» Entries with figure data:
==================================================
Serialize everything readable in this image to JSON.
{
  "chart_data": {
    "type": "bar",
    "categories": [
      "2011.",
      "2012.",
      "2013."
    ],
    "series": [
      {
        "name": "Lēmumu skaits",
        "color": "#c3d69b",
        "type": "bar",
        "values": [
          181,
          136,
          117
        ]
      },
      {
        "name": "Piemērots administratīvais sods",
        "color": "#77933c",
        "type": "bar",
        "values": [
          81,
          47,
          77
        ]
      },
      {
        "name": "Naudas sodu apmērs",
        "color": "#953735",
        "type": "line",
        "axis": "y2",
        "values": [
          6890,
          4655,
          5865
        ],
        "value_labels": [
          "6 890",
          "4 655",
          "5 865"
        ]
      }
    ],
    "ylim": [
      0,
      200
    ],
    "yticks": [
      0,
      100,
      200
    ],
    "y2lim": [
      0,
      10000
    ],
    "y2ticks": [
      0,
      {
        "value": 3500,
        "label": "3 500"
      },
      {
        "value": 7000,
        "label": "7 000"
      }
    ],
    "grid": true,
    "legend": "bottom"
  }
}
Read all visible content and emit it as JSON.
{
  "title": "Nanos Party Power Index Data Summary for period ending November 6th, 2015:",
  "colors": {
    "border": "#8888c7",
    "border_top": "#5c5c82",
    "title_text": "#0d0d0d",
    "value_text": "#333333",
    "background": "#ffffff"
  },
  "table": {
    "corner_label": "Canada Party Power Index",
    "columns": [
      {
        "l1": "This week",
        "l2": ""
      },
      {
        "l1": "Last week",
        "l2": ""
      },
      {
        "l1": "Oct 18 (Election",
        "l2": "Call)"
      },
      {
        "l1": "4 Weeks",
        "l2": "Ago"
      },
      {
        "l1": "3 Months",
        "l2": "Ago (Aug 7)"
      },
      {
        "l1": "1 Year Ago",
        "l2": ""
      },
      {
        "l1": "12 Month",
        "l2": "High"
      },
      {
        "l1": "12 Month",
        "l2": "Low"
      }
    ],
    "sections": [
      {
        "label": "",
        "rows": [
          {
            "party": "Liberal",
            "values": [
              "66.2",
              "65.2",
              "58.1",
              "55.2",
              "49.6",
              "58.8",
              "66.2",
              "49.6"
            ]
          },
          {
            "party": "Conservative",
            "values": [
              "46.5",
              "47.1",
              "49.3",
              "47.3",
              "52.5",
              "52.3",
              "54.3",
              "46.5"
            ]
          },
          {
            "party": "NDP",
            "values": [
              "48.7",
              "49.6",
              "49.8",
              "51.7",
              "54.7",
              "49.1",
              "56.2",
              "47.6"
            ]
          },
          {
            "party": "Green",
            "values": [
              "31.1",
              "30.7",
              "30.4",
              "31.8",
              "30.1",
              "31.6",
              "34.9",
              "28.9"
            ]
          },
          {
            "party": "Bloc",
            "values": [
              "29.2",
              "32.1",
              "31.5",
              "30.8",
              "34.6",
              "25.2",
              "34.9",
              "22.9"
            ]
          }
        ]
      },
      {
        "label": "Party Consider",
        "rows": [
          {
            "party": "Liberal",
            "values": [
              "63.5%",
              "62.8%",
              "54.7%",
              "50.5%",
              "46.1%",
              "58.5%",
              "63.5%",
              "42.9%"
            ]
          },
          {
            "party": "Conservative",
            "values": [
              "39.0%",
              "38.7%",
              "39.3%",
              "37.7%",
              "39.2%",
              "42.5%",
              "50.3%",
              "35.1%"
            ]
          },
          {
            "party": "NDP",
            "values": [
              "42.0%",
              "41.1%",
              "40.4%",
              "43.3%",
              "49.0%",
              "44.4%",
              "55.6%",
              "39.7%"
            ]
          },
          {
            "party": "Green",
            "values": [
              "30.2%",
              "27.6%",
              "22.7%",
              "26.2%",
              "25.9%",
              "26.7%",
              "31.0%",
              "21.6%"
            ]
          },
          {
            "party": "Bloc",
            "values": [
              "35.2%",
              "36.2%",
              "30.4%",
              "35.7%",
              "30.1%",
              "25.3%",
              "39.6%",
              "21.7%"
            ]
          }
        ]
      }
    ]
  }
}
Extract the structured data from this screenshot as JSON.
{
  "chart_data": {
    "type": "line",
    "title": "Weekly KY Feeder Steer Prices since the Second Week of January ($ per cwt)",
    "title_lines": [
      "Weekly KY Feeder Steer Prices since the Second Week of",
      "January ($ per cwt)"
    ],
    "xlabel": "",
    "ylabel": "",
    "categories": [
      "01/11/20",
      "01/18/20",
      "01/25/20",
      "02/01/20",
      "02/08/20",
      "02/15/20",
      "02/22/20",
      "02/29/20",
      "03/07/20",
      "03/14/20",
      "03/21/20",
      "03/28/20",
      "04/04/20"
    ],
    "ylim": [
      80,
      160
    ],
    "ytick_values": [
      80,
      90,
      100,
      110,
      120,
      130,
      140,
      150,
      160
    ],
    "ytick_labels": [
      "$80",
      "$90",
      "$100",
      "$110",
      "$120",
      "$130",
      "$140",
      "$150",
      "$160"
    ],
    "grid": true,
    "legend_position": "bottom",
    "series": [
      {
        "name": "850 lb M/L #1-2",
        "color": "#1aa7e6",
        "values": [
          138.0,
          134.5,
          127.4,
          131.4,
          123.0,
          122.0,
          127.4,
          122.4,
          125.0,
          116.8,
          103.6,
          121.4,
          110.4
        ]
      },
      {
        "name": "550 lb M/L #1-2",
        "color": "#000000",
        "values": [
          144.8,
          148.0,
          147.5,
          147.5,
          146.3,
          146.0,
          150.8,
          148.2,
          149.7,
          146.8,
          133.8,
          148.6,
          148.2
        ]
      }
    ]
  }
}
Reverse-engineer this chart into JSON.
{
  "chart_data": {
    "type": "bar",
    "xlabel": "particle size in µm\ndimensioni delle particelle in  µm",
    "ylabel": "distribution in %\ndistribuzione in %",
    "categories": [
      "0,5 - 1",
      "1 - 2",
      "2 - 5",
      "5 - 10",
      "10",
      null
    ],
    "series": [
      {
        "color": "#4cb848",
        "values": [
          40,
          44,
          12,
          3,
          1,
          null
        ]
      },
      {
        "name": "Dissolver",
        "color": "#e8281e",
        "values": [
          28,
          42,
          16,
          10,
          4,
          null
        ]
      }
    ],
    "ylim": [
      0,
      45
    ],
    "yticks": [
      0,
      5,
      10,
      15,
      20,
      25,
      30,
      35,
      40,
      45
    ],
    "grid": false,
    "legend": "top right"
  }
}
==================================================
» Exercise goal:
Write the material out exactly, with nothing left out.

» Response to the exercise:
Serialize everything readable in this image to JSON.
{
  "chart_data": {
    "type": "bar",
    "categories": [
      "2011.",
      "2012.",
      "2013."
    ],
    "series": [
      {
        "name": "Lēmumu skaits",
        "color": "#c3d69b",
        "type": "bar",
        "values": [
          181,
          136,
          117
        ]
      },
      {
        "name": "Piemērots administratīvais sods",
        "color": "#77933c",
        "type": "bar",
        "values": [
          81,
          47,
          77
        ]
      },
      {
        "name": "Naudas sodu apmērs",
        "color": "#953735",
        "type": "line",
        "axis": "y2",
        "values": [
          6890,
          4655,
          5865
        ],
        "value_labels": [
          "6 890",
          "4 655",
          "5 865"
        ]
      }
    ],
    "ylim": [
      0,
      200
    ],
    "yticks": [
      0,
      100,
      200
    ],
    "y2lim": [
      0,
      10000
    ],
    "y2ticks": [
      0,
      {
        "value": 3500,
        "label": "3 500"
      },
      {
        "value": 7000,
        "label": "7 000"
      }
    ],
    "grid": true,
    "legend": "bottom"
  }
}
Read all visible content and emit it as JSON.
{
  "title": "Nanos Party Power Index Data Summary for period ending November 6th, 2015:",
  "colors": {
    "border": "#8888c7",
    "border_top": "#5c5c82",
    "title_text": "#0d0d0d",
    "value_text": "#333333",
    "background": "#ffffff"
  },
  "table": {
    "corner_label": "Canada Party Power Index",
    "columns": [
      {
        "l1": "This week",
        "l2": ""
      },
      {
        "l1": "Last week",
        "l2": ""
      },
      {
        "l1": "Oct 18 (Election",
        "l2": "Call)"
      },
      {
        "l1": "4 Weeks",
        "l2": "Ago"
      },
      {
        "l1": "3 Months",
        "l2": "Ago (Aug 7)"
      },
      {
        "l1": "1 Year Ago",
        "l2": ""
      },
      {
        "l1": "12 Month",
        "l2": "High"
      },
      {
        "l1": "12 Month",
        "l2": "Low"
      }
    ],
    "sections": [
      {
        "label": "",
        "rows": [
          {
            "party": "Liberal",
            "values": [
              "66.2",
              "65.2",
              "58.1",
              "55.2",
              "49.6",
              "58.8",
              "66.2",
              "49.6"
            ]
          },
          {
            "party": "Conservative",
            "values": [
              "46.5",
              "47.1",
              "49.3",
              "47.3",
              "52.5",
              "52.3",
              "54.3",
              "46.5"
            ]
          },
          {
            "party": "NDP",
            "values": [
              "48.7",
              "49.6",
              "49.8",
              "51.7",
              "54.7",
              "49.1",
              "56.2",
              "47.6"
            ]
          },
          {
            "party": "Green",
            "values": [
              "31.1",
              "30.7",
              "30.4",
              "31.8",
              "30.1",
              "31.6",
              "34.9",
              "28.9"
            ]
          },
          {
            "party": "Bloc",
            "values": [
              "29.2",
              "32.1",
              "31.5",
              "30.8",
              "34.6",
              "25.2",
              "34.9",
              "22.9"
            ]
          }
        ]
      },
      {
        "label": "Party Consider",
        "rows": [
          {
            "party": "Liberal",
            "values": [
              "63.5%",
              "62.8%",
              "54.7%",
              "50.5%",
              "46.1%",
              "58.5%",
              "63.5%",
              "42.9%"
            ]
          },
          {
            "party": "Conservative",
            "values": [
              "39.0%",
              "38.7%",
              "39.3%",
              "37.7%",
              "39.2%",
              "42.5%",
              "50.3%",
              "35.1%"
            ]
          },
          {
            "party": "NDP",
            "values": [
              "42.0%",
              "41.1%",
              "40.4%",
              "43.3%",
              "49.0%",
              "44.4%",
              "55.6%",
              "39.7%"
            ]
          },
          {
            "party": "Green",
            "values": [
              "30.2%",
              "27.6%",
              "22.7%",
              "26.2%",
              "25.9%",
              "26.7%",
              "31.0%",
              "21.6%"
            ]
          },
          {
            "party": "Bloc",
            "values": [
              "35.2%",
              "36.2%",
              "30.4%",
              "35.7%",
              "30.1%",
              "25.3%",
              "39.6%",
              "21.7%"
            ]
          }
        ]
      }
    ]
  }
}
Extract the structured data from this screenshot as JSON.
{
  "chart_data": {
    "type": "line",
    "title": "Weekly KY Feeder Steer Prices since the Second Week of January ($ per cwt)",
    "title_lines": [
      "Weekly KY Feeder Steer Prices since the Second Week of",
      "January ($ per cwt)"
    ],
    "xlabel": "",
    "ylabel": "",
    "categories": [
      "01/11/20",
      "01/18/20",
      "01/25/20",
      "02/01/20",
      "02/08/20",
      "02/15/20",
      "02/22/20",
      "02/29/20",
      "03/07/20",
      "03/14/20",
      "03/21/20",
      "03/28/20",
      "04/04/20"
    ],
    "ylim": [
      80,
      160
    ],
    "ytick_values": [
      80,
      90,
      100,
      110,
      120,
      130,
      140,
      150,
      160
    ],
    "ytick_labels": [
      "$80",
      "$90",
      "$100",
      "$110",
      "$120",
      "$130",
      "$140",
      "$150",
      "$160"
    ],
    "grid": true,
    "legend_position": "bottom",
    "series": [
      {
        "name": "850 lb M/L #1-2",
        "color": "#1aa7e6",
        "values": [
          138.0,
          134.5,
          127.4,
          131.4,
          123.0,
          122.0,
          127.4,
          122.4,
          125.0,
          116.8,
          103.6,
          121.4,
          110.4
        ]
      },
      {
        "name": "550 lb M/L #1-2",
        "color": "#000000",
        "values": [
          144.8,
          148.0,
          147.5,
          147.5,
          146.3,
          146.0,
          150.8,
          148.2,
          149.7,
          146.8,
          133.8,
          148.6,
          148.2
        ]
      }
    ]
  }
}
Reverse-engineer this chart into JSON.
{
  "chart_data": {
    "type": "bar",
    "xlabel": "particle size in µm\ndimensioni delle particelle in  µm",
    "ylabel": "distribution in %\ndistribuzione in %",
    "categories": [
      "0,5 - 1",
      "1 - 2",
      "2 - 5",
      "5 - 10",
      "10",
      null
    ],
    "series": [
      {
        "color": "#4cb848",
        "values": [
          40,
          44,
          12,
          3,
          1,
          null
        ]
      },
      {
        "name": "Dissolver",
        "color": "#e8281e",
        "values": [
          28,
          42,
          16,
          10,
          4,
          null
        ]
      }
    ],
    "ylim": [
      0,
      45
    ],
    "yticks": [
      0,
      5,
      10,
      15,
      20,
      25,
      30,
      35,
      40,
      45
    ],
    "grid": false,
    "legend": "top right"
  }
}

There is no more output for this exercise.